(Stored entries)
--- --- ---
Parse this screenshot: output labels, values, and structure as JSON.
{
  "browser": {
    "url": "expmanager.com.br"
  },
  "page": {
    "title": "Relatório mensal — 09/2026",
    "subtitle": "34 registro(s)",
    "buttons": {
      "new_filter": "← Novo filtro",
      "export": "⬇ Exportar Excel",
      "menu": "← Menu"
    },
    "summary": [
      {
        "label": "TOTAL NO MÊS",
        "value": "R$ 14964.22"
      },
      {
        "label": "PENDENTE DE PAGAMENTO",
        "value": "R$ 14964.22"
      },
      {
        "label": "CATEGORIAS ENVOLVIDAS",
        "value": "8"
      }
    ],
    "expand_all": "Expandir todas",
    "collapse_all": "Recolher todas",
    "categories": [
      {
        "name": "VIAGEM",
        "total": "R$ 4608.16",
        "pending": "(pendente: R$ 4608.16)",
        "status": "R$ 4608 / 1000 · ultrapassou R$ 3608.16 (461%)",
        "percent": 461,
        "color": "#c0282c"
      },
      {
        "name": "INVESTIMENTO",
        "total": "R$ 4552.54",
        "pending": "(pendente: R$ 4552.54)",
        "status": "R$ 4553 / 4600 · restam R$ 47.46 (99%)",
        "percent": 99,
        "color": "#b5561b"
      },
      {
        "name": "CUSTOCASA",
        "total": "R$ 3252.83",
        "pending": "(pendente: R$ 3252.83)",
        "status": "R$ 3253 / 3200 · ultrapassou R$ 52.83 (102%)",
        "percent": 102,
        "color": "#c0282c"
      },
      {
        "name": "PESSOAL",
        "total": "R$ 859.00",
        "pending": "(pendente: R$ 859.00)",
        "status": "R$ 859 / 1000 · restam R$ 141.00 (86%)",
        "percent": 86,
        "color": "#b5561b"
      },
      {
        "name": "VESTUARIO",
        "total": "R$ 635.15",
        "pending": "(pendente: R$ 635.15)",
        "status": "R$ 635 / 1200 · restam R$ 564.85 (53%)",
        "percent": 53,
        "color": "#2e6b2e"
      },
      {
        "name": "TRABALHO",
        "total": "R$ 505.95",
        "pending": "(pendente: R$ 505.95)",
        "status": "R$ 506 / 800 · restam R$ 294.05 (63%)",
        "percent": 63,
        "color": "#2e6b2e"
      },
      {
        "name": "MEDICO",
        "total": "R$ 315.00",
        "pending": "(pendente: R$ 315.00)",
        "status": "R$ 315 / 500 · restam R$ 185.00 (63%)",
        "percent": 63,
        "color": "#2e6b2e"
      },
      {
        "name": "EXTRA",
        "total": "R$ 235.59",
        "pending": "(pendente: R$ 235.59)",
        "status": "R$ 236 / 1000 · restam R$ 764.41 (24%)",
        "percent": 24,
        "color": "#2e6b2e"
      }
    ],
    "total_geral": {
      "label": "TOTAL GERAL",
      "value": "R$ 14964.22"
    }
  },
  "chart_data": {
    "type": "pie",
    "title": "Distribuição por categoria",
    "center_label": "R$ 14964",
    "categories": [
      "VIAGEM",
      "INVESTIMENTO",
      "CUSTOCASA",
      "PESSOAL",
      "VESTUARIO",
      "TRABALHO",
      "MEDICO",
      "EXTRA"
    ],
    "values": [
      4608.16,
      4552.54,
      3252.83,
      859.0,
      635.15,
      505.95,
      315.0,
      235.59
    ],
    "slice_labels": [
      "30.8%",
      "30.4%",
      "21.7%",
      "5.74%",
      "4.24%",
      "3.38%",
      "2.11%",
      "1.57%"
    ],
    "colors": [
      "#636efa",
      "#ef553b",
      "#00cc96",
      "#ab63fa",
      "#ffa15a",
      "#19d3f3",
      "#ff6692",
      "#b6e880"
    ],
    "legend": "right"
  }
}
--- --- ---
Reproduce the listing in full. Keep it exactly as written.

Parse this screenshot: output labels, values, and structure as JSON.
{
  "browser": {
    "url": "expmanager.com.br"
  },
  "page": {
    "title": "Relatório mensal — 09/2026",
    "subtitle": "34 registro(s)",
    "buttons": {
      "new_filter": "← Novo filtro",
      "export": "⬇ Exportar Excel",
      "menu": "← Menu"
    },
    "summary": [
      {
        "label": "TOTAL NO MÊS",
        "value": "R$ 14964.22"
      },
      {
        "label": "PENDENTE DE PAGAMENTO",
        "value": "R$ 14964.22"
      },
      {
        "label": "CATEGORIAS ENVOLVIDAS",
        "value": "8"
      }
    ],
    "expand_all": "Expandir todas",
    "collapse_all": "Recolher todas",
    "categories": [
      {
        "name": "VIAGEM",
        "total": "R$ 4608.16",
        "pending": "(pendente: R$ 4608.16)",
        "status": "R$ 4608 / 1000 · ultrapassou R$ 3608.16 (461%)",
        "percent": 461,
        "color": "#c0282c"
      },
      {
        "name": "INVESTIMENTO",
        "total": "R$ 4552.54",
        "pending": "(pendente: R$ 4552.54)",
        "status": "R$ 4553 / 4600 · restam R$ 47.46 (99%)",
        "percent": 99,
        "color": "#b5561b"
      },
      {
        "name": "CUSTOCASA",
        "total": "R$ 3252.83",
        "pending": "(pendente: R$ 3252.83)",
        "status": "R$ 3253 / 3200 · ultrapassou R$ 52.83 (102%)",
        "percent": 102,
        "color": "#c0282c"
      },
      {
        "name": "PESSOAL",
        "total": "R$ 859.00",
        "pending": "(pendente: R$ 859.00)",
        "status": "R$ 859 / 1000 · restam R$ 141.00 (86%)",
        "percent": 86,
        "color": "#b5561b"
      },
      {
        "name": "VESTUARIO",
        "total": "R$ 635.15",
        "pending": "(pendente: R$ 635.15)",
        "status": "R$ 635 / 1200 · restam R$ 564.85 (53%)",
        "percent": 53,
        "color": "#2e6b2e"
      },
      {
        "name": "TRABALHO",
        "total": "R$ 505.95",
        "pending": "(pendente: R$ 505.95)",
        "status": "R$ 506 / 800 · restam R$ 294.05 (63%)",
        "percent": 63,
        "color": "#2e6b2e"
      },
      {
        "name": "MEDICO",
        "total": "R$ 315.00",
        "pending": "(pendente: R$ 315.00)",
        "status": "R$ 315 / 500 · restam R$ 185.00 (63%)",
        "percent": 63,
        "color": "#2e6b2e"
      },
      {
        "name": "EXTRA",
        "total": "R$ 235.59",
        "pending": "(pendente: R$ 235.59)",
        "status": "R$ 236 / 1000 · restam R$ 764.41 (24%)",
        "percent": 24,
        "color": "#2e6b2e"
      }
    ],
    "total_geral": {
      "label": "TOTAL GERAL",
      "value": "R$ 14964.22"
    }
  },
  "chart_data": {
    "type": "pie",
    "title": "Distribuição por categoria",
    "center_label": "R$ 14964",
    "categories": [
      "VIAGEM",
      "INVESTIMENTO",
      "CUSTOCASA",
      "PESSOAL",
      "VESTUARIO",
      "TRABALHO",
      "MEDICO",
      "EXTRA"
    ],
    "values": [
      4608.16,
      4552.54,
      3252.83,
      859.0,
      635.15,
      505.95,
      315.0,
      235.59
    ],
    "slice_labels": [
      "30.8%",
      "30.4%",
      "21.7%",
      "5.74%",
      "4.24%",
      "3.38%",
      "2.11%",
      "1.57%"
    ],
    "colors": [
      "#636efa",
      "#ef553b",
      "#00cc96",
      "#ab63fa",
      "#ffa15a",
      "#19d3f3",
      "#ff6692",
      "#b6e880"
    ],
    "legend": "right"
  }
}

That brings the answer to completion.